Stated task: Scan the material for the word "учебно", and copy each line where it shows up.
—————
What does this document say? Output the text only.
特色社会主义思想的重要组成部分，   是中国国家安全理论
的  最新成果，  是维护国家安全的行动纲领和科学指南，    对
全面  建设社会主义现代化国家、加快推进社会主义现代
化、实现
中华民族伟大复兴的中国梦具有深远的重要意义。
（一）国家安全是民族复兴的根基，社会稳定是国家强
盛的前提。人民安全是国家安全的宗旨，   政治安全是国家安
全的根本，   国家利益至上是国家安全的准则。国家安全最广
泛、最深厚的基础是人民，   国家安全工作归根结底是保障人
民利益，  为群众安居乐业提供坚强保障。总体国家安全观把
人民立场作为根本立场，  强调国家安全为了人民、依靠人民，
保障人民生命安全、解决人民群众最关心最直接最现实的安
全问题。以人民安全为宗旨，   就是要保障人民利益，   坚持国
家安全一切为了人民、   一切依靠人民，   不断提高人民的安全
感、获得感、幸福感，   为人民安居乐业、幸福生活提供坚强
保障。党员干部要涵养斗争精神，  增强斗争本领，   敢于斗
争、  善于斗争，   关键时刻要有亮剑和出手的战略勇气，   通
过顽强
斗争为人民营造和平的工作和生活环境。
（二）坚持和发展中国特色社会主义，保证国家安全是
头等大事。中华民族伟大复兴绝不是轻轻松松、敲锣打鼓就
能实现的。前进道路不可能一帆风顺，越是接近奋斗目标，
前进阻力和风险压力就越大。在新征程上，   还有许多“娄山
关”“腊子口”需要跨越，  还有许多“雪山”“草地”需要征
—————
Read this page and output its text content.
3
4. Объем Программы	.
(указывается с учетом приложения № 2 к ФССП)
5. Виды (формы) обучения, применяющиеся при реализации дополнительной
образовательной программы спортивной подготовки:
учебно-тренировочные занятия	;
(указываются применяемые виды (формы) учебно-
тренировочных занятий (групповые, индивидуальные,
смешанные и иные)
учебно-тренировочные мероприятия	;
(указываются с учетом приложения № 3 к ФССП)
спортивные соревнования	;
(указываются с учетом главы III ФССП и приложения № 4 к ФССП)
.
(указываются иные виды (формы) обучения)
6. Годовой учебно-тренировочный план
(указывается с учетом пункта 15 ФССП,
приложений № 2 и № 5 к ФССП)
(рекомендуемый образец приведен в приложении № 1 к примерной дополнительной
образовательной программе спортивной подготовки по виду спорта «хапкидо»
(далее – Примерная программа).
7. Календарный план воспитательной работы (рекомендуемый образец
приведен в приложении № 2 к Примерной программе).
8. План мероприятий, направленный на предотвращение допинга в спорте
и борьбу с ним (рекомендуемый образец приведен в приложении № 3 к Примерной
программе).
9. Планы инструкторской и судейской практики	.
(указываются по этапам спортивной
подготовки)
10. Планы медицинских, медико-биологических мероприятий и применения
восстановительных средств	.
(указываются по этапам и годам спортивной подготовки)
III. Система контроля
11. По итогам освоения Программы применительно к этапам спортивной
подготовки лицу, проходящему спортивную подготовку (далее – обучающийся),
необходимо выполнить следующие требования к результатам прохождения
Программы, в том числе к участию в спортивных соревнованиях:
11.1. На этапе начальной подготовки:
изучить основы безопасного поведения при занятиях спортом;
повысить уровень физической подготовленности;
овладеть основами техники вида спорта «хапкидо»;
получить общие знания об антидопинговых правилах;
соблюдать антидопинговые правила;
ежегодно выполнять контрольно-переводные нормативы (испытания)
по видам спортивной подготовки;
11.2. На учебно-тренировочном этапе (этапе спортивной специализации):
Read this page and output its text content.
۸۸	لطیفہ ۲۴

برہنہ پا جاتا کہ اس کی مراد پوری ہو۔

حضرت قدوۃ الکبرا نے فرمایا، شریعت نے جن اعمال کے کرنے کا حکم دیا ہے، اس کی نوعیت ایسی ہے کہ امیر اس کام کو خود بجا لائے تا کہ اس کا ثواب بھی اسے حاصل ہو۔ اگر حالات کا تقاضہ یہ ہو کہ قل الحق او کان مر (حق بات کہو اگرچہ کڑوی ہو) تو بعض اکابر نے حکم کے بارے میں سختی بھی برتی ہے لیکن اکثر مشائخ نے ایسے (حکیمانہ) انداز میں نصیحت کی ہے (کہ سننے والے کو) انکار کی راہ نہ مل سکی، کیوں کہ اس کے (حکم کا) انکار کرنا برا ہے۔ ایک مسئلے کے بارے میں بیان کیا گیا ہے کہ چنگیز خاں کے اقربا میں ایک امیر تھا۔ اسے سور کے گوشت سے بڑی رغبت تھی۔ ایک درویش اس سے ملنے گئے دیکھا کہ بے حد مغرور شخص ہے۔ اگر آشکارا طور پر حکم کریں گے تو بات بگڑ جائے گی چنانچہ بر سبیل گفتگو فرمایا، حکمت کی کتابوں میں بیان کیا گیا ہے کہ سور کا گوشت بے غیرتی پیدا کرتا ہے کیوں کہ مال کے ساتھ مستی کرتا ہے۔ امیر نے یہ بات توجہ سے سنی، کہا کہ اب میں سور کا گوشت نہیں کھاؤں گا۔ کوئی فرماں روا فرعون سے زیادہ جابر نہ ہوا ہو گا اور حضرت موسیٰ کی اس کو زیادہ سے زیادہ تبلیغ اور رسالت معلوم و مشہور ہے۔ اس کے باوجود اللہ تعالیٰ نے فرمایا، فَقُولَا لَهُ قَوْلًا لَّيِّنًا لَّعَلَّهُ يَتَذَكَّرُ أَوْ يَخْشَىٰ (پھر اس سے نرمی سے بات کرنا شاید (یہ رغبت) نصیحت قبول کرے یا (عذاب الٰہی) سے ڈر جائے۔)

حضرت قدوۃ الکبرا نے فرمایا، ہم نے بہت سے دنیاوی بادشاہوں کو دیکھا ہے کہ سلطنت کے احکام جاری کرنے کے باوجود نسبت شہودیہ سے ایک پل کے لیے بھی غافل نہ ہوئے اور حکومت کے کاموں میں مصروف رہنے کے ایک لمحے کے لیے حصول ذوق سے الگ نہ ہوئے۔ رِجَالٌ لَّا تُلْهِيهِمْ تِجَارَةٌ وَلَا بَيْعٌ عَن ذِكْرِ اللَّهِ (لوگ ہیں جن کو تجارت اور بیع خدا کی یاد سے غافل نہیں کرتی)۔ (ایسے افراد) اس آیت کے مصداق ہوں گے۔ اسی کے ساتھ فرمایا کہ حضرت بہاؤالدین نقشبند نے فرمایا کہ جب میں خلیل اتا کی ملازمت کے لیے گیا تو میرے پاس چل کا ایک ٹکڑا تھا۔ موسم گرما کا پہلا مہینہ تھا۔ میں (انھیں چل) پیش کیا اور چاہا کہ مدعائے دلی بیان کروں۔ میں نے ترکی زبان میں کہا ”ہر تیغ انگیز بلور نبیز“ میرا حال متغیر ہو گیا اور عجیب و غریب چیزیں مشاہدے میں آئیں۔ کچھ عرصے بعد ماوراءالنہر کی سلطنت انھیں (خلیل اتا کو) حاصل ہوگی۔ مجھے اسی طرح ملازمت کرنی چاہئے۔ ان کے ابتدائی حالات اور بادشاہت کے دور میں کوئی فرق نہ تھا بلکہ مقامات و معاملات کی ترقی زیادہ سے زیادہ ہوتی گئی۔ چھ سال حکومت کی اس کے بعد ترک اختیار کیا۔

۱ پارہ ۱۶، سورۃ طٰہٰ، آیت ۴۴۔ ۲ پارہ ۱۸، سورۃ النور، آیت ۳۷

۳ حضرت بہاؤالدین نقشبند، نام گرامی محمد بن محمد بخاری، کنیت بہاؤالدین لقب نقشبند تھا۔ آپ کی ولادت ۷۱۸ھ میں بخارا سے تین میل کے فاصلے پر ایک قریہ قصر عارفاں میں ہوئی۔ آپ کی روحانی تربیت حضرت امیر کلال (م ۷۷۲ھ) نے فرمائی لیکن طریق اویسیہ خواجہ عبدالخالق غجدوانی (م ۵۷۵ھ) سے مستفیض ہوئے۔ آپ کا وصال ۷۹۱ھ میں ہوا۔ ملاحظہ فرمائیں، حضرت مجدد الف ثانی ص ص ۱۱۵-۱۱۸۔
—————
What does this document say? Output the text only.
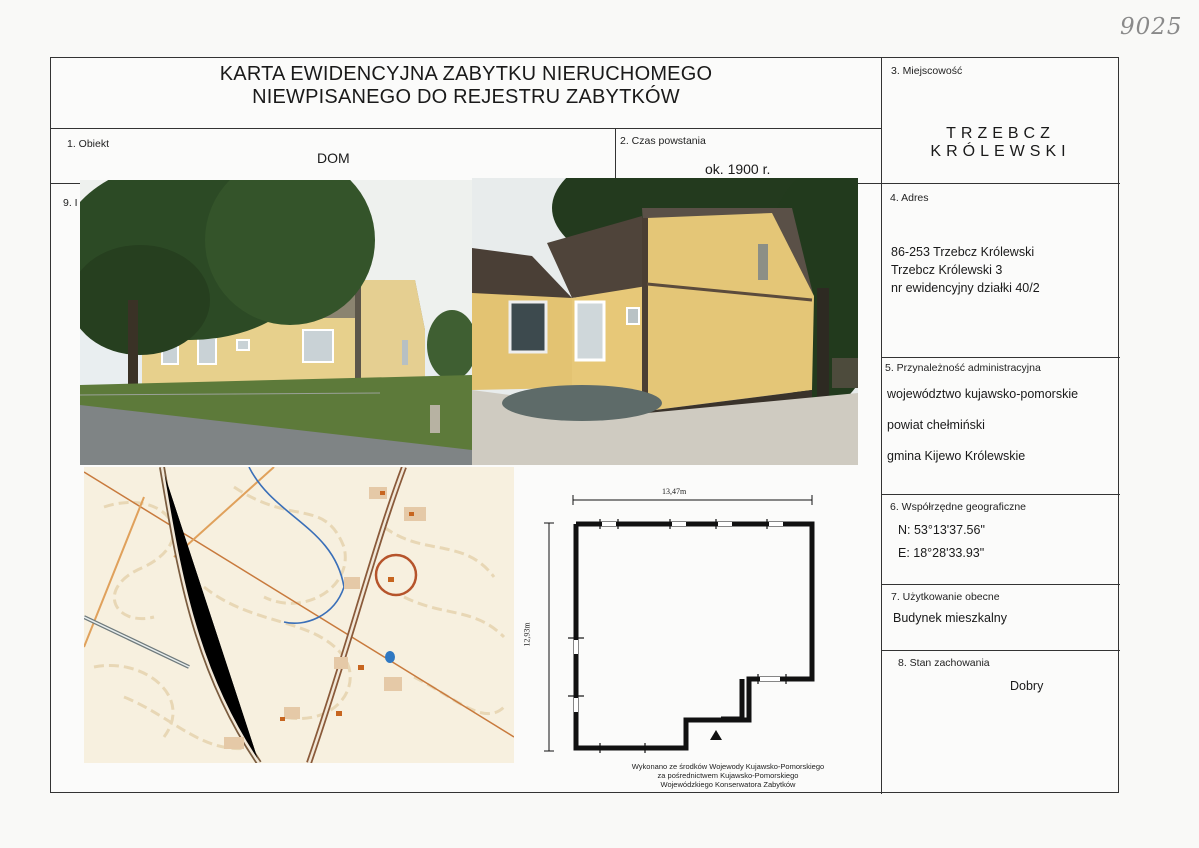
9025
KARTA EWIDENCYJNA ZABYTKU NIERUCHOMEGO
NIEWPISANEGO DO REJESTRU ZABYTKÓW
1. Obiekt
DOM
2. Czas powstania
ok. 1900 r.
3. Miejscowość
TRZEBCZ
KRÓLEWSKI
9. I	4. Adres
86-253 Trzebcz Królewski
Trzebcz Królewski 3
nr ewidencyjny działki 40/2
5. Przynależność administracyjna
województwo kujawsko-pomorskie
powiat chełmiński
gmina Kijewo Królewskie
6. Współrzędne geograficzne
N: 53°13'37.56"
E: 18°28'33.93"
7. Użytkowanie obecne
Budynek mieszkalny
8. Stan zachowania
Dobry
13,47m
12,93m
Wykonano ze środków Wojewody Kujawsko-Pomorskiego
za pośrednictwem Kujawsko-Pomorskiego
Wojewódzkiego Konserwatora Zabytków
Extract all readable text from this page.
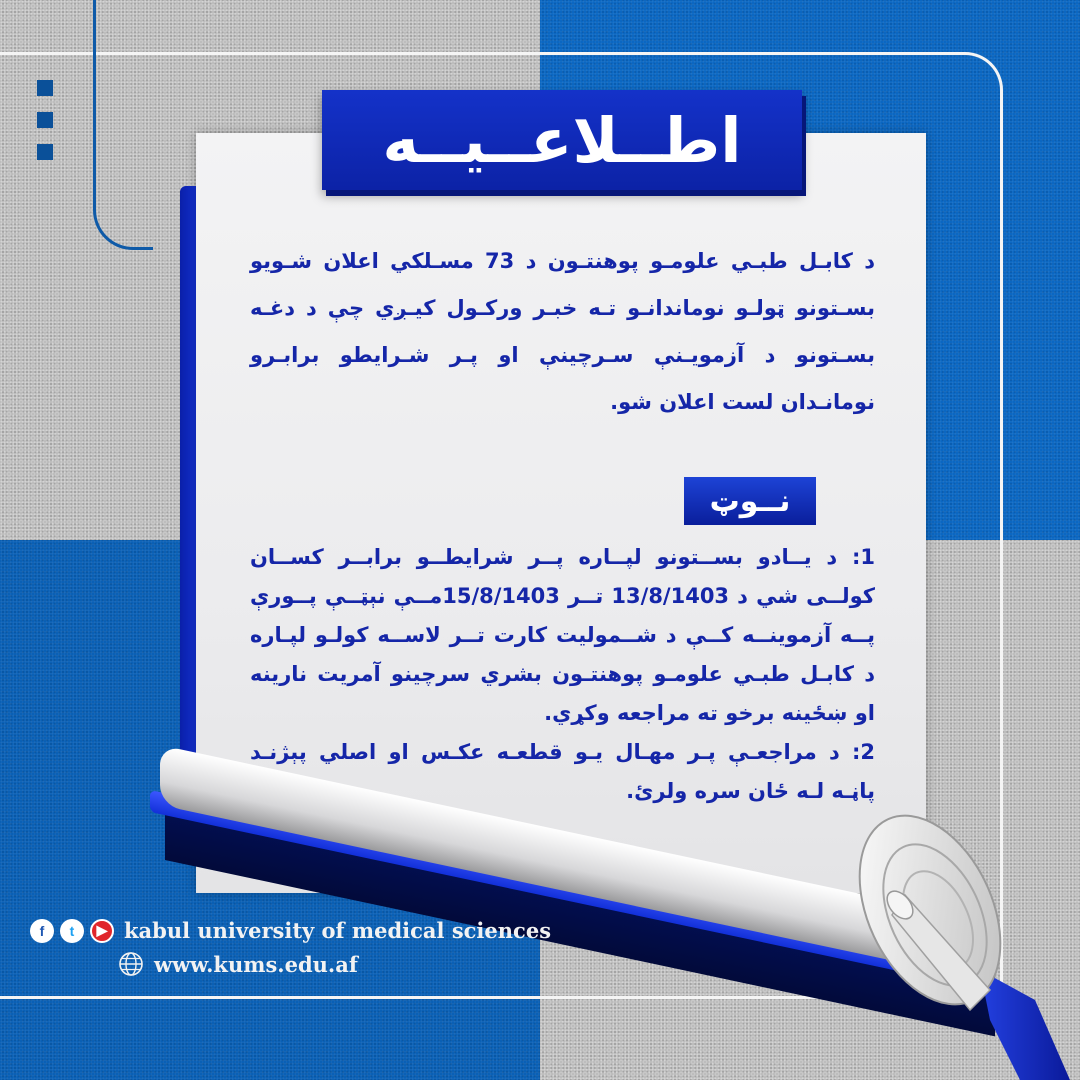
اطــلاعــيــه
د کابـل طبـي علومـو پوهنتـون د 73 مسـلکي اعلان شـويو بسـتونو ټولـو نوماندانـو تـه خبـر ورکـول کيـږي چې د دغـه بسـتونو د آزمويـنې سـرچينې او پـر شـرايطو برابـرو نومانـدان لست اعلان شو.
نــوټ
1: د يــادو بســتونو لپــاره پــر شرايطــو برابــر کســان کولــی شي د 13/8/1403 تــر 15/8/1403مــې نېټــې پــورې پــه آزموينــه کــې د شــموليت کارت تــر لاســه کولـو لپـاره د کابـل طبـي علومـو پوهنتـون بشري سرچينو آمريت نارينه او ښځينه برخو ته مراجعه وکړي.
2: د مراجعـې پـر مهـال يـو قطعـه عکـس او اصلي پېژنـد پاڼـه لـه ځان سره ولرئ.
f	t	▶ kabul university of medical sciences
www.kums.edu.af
—————
Task response:
учебно-тренировочные занятия	;
(указываются применяемые виды (формы) учебно-
учебно-тренировочные мероприятия	;
6. Годовой учебно-тренировочный план
11.2. На учебно-тренировочном этапе (этапе спортивной специализации):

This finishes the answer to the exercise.